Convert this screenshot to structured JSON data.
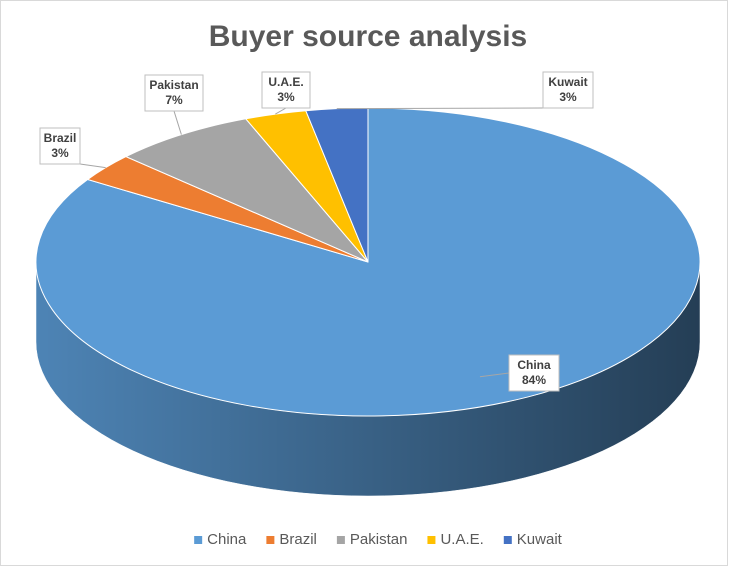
{
  "chart_data": {
    "type": "pie",
    "title": "Buyer source analysis",
    "categories": [
      "China",
      "Brazil",
      "Pakistan",
      "U.A.E.",
      "Kuwait"
    ],
    "values": [
      84,
      3,
      7,
      3,
      3
    ],
    "value_labels": [
      "84%",
      "3%",
      "7%",
      "3%",
      "3%"
    ],
    "colors": [
      "#5b9bd5",
      "#ed7d31",
      "#a5a5a5",
      "#ffc000",
      "#4472c4"
    ],
    "legend": "bottom"
  }
}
__________________________________________________
- **SET PROBLEM**
Using the records above, output their complete text exactly, minus any images.

- **FULL RESPONSE**
Convert this screenshot to structured JSON data.
{
  "chart_data": {
    "type": "pie",
    "title": "Buyer source analysis",
    "categories": [
      "China",
      "Brazil",
      "Pakistan",
      "U.A.E.",
      "Kuwait"
    ],
    "values": [
      84,
      3,
      7,
      3,
      3
    ],
    "value_labels": [
      "84%",
      "3%",
      "7%",
      "3%",
      "3%"
    ],
    "colors": [
      "#5b9bd5",
      "#ed7d31",
      "#a5a5a5",
      "#ffc000",
      "#4472c4"
    ],
    "legend": "bottom"
  }
}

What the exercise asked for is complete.